### WRITTEN TASK
Gather all lines containing the string "highlight" and copy them out.

- - - -

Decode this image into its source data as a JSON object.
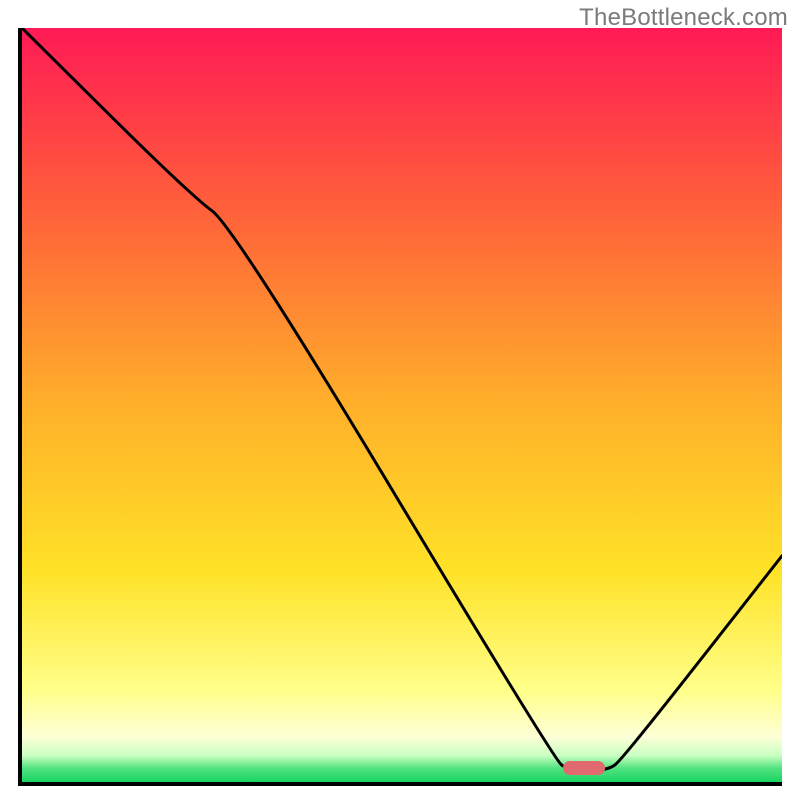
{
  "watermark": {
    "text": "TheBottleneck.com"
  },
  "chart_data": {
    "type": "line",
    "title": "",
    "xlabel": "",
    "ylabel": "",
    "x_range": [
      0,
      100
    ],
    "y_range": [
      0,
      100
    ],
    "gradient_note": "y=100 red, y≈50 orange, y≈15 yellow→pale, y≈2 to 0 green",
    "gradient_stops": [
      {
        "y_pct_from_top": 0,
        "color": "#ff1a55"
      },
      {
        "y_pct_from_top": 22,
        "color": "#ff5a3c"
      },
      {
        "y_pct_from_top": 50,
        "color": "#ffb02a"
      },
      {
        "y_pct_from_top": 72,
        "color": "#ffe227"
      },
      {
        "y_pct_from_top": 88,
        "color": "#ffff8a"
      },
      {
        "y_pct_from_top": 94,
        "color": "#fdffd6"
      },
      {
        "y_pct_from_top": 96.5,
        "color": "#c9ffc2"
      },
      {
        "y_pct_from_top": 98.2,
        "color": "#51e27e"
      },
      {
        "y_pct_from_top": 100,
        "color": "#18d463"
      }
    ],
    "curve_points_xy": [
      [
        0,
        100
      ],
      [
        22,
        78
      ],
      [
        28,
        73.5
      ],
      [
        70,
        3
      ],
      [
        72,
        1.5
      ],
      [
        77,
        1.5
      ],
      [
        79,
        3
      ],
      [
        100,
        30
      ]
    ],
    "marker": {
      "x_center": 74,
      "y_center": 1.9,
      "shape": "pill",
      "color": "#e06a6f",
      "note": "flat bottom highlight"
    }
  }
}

- - - -

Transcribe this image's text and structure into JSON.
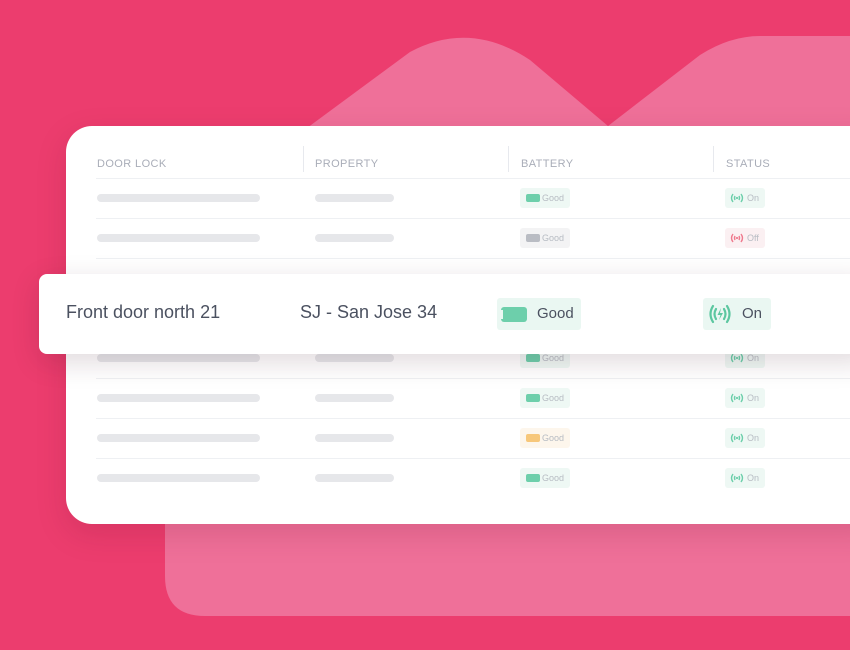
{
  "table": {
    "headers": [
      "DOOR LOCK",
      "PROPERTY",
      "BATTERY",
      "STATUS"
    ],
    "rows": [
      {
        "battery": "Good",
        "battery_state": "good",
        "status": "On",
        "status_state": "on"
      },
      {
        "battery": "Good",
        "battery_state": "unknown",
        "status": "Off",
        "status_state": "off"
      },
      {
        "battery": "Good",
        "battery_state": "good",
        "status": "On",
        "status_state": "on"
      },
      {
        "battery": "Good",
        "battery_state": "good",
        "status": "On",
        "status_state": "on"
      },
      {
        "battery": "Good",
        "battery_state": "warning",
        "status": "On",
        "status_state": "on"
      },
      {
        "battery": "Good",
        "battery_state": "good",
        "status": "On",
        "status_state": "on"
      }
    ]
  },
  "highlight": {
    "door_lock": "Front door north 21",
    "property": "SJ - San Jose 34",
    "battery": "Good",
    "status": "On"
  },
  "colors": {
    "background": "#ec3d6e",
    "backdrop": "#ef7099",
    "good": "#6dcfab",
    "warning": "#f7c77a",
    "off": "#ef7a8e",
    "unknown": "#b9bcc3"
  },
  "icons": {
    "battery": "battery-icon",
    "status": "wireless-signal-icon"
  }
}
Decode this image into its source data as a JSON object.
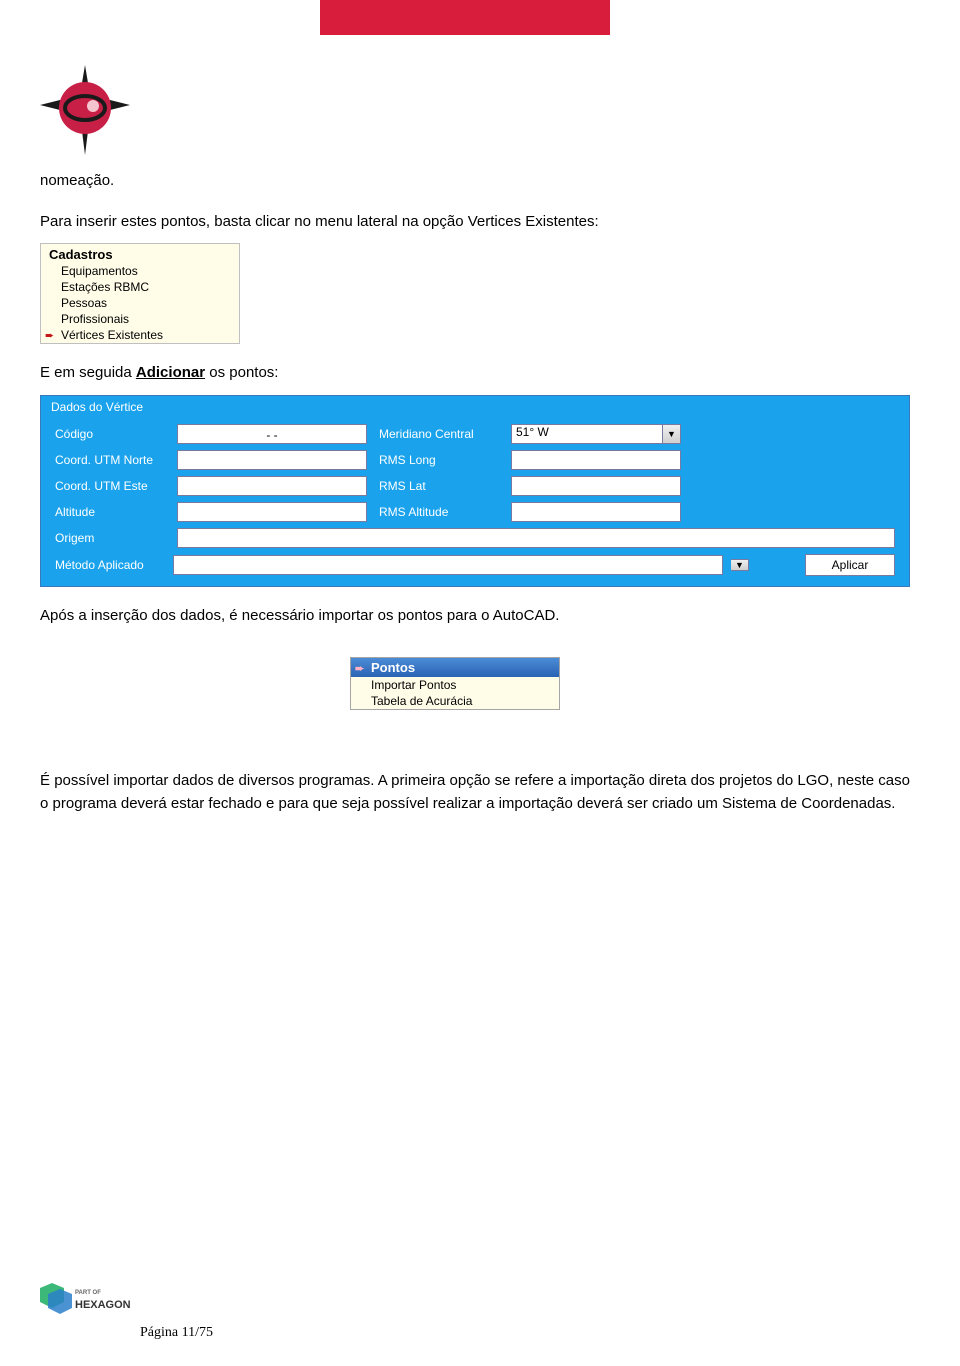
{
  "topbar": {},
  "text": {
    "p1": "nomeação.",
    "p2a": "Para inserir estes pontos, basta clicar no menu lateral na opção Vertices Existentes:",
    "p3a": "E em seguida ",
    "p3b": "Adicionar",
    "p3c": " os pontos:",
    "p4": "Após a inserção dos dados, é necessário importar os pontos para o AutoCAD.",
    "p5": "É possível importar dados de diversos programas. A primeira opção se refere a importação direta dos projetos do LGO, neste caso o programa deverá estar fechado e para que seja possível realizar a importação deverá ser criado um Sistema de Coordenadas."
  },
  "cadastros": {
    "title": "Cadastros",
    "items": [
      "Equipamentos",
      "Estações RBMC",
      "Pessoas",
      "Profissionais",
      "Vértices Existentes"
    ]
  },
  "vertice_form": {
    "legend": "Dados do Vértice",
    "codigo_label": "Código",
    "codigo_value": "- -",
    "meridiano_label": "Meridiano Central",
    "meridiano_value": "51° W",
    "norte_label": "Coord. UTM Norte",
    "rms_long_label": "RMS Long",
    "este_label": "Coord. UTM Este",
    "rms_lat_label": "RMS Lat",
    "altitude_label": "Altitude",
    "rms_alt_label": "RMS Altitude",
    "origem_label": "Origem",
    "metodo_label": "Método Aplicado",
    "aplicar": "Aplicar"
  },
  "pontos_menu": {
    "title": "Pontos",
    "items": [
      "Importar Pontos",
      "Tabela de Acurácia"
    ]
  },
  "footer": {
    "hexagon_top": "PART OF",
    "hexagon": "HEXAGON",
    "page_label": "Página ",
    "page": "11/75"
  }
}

- - - -

### OUTPUT OF THE TASK
      "note": "flat bottom highlight"
  "highlight": {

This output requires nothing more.